Stored items from a collection:
********************
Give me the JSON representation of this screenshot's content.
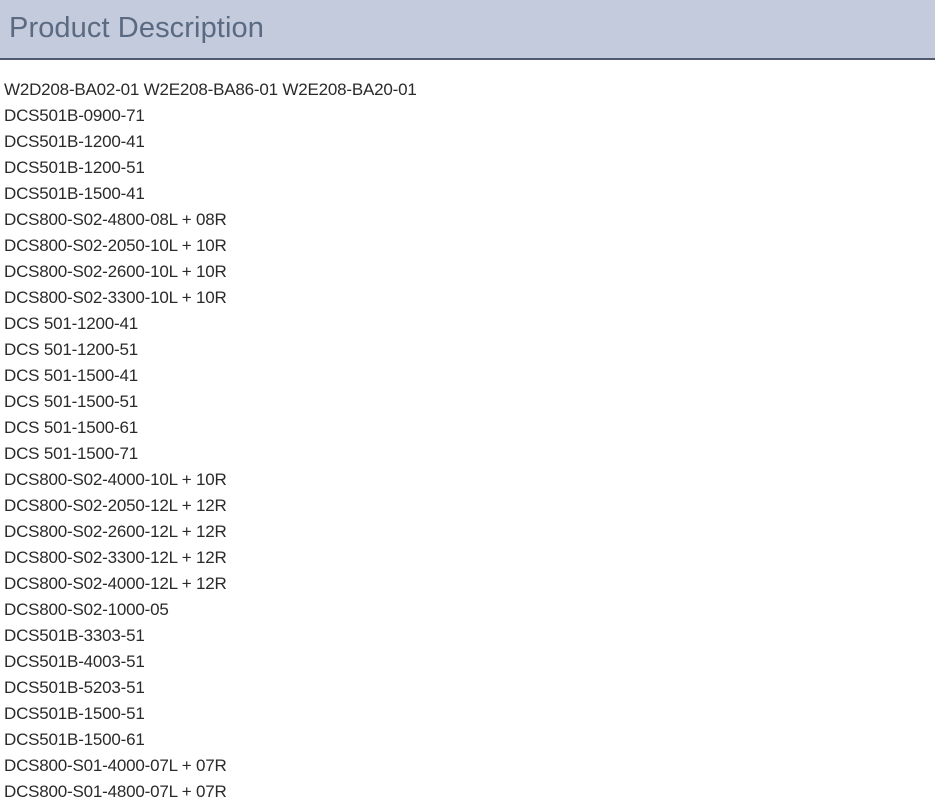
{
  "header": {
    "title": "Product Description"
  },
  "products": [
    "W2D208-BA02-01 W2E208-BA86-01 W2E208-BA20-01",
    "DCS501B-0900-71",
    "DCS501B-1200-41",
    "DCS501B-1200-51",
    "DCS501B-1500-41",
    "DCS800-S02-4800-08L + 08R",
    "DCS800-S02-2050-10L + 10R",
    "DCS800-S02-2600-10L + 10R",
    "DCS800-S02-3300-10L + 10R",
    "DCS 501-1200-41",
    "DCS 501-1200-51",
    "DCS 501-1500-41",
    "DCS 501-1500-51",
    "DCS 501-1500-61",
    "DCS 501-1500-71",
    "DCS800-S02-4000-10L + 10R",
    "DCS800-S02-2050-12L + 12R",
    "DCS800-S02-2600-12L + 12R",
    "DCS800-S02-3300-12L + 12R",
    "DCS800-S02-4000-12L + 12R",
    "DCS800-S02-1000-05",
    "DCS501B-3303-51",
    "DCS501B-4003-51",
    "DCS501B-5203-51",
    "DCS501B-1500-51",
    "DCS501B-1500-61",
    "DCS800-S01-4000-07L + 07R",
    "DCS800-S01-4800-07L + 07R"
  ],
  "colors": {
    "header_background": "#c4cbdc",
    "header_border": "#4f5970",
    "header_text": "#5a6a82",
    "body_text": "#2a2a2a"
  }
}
********************
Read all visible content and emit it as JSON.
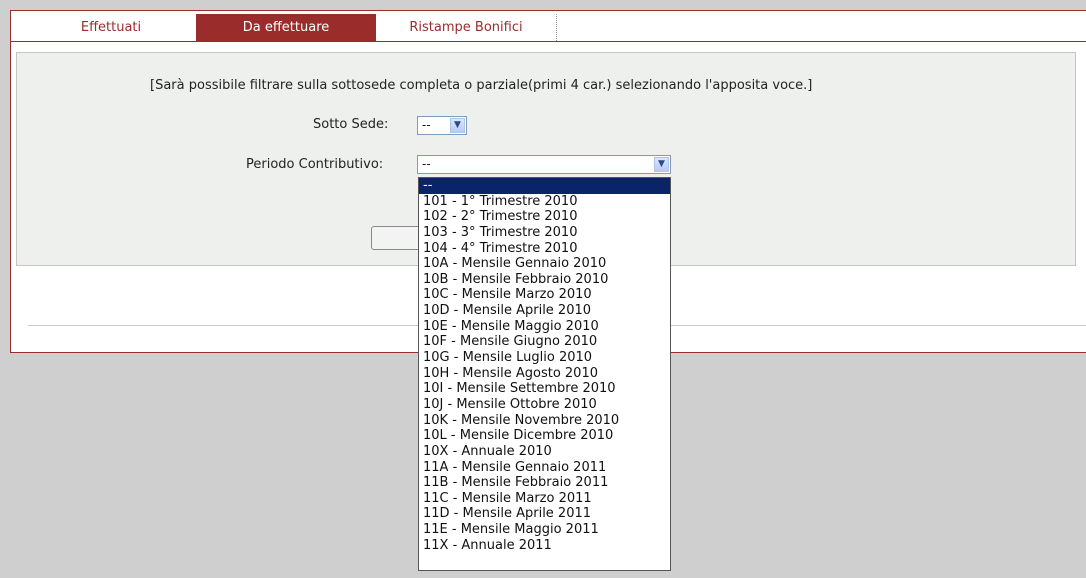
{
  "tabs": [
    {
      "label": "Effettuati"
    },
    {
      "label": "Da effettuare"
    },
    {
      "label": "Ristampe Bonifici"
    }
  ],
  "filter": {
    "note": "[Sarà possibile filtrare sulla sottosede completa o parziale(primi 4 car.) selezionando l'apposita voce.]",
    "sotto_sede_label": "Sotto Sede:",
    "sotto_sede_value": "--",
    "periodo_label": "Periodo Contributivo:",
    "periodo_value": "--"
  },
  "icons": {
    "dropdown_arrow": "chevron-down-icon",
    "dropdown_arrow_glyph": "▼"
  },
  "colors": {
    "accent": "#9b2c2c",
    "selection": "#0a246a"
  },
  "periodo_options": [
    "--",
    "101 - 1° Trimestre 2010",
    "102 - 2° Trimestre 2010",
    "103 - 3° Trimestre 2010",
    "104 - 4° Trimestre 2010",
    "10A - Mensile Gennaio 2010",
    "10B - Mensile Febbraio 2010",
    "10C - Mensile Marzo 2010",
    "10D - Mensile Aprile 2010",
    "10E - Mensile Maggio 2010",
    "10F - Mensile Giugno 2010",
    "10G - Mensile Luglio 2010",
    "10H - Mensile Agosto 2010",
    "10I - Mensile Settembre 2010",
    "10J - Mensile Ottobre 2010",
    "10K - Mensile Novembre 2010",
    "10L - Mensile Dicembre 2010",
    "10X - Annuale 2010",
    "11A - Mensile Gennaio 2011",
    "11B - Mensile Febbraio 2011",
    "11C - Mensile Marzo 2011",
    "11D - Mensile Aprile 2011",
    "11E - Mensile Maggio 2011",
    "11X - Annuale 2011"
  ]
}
********************
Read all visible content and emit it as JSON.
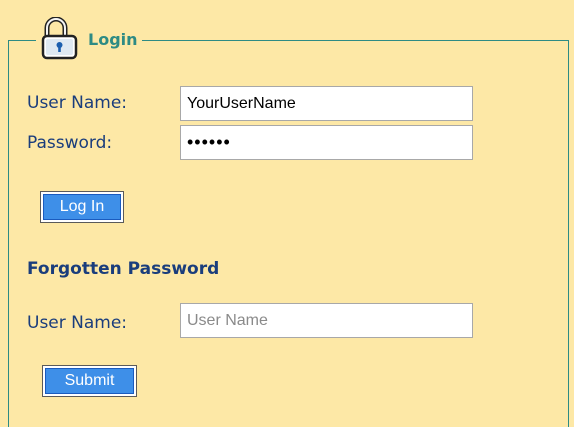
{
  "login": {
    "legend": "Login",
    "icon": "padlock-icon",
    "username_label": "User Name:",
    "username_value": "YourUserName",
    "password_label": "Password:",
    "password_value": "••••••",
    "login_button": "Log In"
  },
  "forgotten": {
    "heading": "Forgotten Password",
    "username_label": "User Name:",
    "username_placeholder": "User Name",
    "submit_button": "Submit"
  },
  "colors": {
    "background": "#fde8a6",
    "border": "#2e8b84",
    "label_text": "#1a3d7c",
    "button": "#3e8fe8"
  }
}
********************
Written task: In the entries above, find every line holding the word "Aprile" and copy it out.

Output for this task:
    "10D - Mensile Aprile 2010",
    "11D - Mensile Aprile 2011",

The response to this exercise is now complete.